▶ **Problem details**:
Every record below should be printed exactly as it appears.
-- Start of Material shown --
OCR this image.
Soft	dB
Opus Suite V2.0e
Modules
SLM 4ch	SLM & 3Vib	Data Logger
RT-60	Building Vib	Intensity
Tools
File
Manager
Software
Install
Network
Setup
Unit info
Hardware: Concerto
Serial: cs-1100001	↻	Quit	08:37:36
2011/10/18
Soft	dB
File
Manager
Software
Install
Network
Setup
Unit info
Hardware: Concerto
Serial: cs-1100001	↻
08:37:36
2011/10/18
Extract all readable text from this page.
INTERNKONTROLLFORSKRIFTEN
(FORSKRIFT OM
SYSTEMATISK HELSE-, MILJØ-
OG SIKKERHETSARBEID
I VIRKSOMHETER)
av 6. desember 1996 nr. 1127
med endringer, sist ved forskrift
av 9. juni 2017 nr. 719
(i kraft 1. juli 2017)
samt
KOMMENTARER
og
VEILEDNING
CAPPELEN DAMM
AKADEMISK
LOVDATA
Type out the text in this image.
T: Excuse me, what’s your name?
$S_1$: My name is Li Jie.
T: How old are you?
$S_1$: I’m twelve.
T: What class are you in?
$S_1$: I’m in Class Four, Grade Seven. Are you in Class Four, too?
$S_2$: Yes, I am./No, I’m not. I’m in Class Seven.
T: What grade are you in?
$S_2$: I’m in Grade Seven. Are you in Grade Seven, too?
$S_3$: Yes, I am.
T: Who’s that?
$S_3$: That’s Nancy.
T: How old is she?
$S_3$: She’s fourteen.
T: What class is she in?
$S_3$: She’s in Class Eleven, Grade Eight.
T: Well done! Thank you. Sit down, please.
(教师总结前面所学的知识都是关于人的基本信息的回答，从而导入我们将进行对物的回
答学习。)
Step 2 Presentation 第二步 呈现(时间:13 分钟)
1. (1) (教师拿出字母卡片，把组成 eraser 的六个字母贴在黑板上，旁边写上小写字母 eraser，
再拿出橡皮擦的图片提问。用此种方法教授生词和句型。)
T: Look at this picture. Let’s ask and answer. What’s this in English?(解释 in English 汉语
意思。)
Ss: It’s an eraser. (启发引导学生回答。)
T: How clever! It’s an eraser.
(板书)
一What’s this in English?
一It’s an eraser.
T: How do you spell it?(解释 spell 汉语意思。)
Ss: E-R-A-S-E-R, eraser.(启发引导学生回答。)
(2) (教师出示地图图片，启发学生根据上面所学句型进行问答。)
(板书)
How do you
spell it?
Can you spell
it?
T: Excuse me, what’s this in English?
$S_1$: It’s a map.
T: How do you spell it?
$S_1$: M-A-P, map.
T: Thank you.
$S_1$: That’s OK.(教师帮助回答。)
-- End of Material shown --
▶ **Finished answer**:
OCR this image.
Soft	dB
Opus Suite V2.0e
Modules
SLM 4ch	SLM & 3Vib	Data Logger
RT-60	Building Vib	Intensity
Tools
File
Manager
Software
Install
Network
Setup
Unit info
Hardware: Concerto
Serial: cs-1100001	↻	Quit	08:37:36
2011/10/18
Soft	dB
File
Manager
Software
Install
Network
Setup
Unit info
Hardware: Concerto
Serial: cs-1100001	↻
08:37:36
2011/10/18
Extract all readable text from this page.
INTERNKONTROLLFORSKRIFTEN
(FORSKRIFT OM
SYSTEMATISK HELSE-, MILJØ-
OG SIKKERHETSARBEID
I VIRKSOMHETER)
av 6. desember 1996 nr. 1127
med endringer, sist ved forskrift
av 9. juni 2017 nr. 719
(i kraft 1. juli 2017)
samt
KOMMENTARER
og
VEILEDNING
CAPPELEN DAMM
AKADEMISK
LOVDATA
Type out the text in this image.
T: Excuse me, what’s your name?
$S_1$: My name is Li Jie.
T: How old are you?
$S_1$: I’m twelve.
T: What class are you in?
$S_1$: I’m in Class Four, Grade Seven. Are you in Class Four, too?
$S_2$: Yes, I am./No, I’m not. I’m in Class Seven.
T: What grade are you in?
$S_2$: I’m in Grade Seven. Are you in Grade Seven, too?
$S_3$: Yes, I am.
T: Who’s that?
$S_3$: That’s Nancy.
T: How old is she?
$S_3$: She’s fourteen.
T: What class is she in?
$S_3$: She’s in Class Eleven, Grade Eight.
T: Well done! Thank you. Sit down, please.
(教师总结前面所学的知识都是关于人的基本信息的回答，从而导入我们将进行对物的回
答学习。)
Step 2 Presentation 第二步 呈现(时间:13 分钟)
1. (1) (教师拿出字母卡片，把组成 eraser 的六个字母贴在黑板上，旁边写上小写字母 eraser，
再拿出橡皮擦的图片提问。用此种方法教授生词和句型。)
T: Look at this picture. Let’s ask and answer. What’s this in English?(解释 in English 汉语
意思。)
Ss: It’s an eraser. (启发引导学生回答。)
T: How clever! It’s an eraser.
(板书)
一What’s this in English?
一It’s an eraser.
T: How do you spell it?(解释 spell 汉语意思。)
Ss: E-R-A-S-E-R, eraser.(启发引导学生回答。)
(2) (教师出示地图图片，启发学生根据上面所学句型进行问答。)
(板书)
How do you
spell it?
Can you spell
it?
T: Excuse me, what’s this in English?
$S_1$: It’s a map.
T: How do you spell it?
$S_1$: M-A-P, map.
T: Thank you.
$S_1$: That’s OK.(教师帮助回答。)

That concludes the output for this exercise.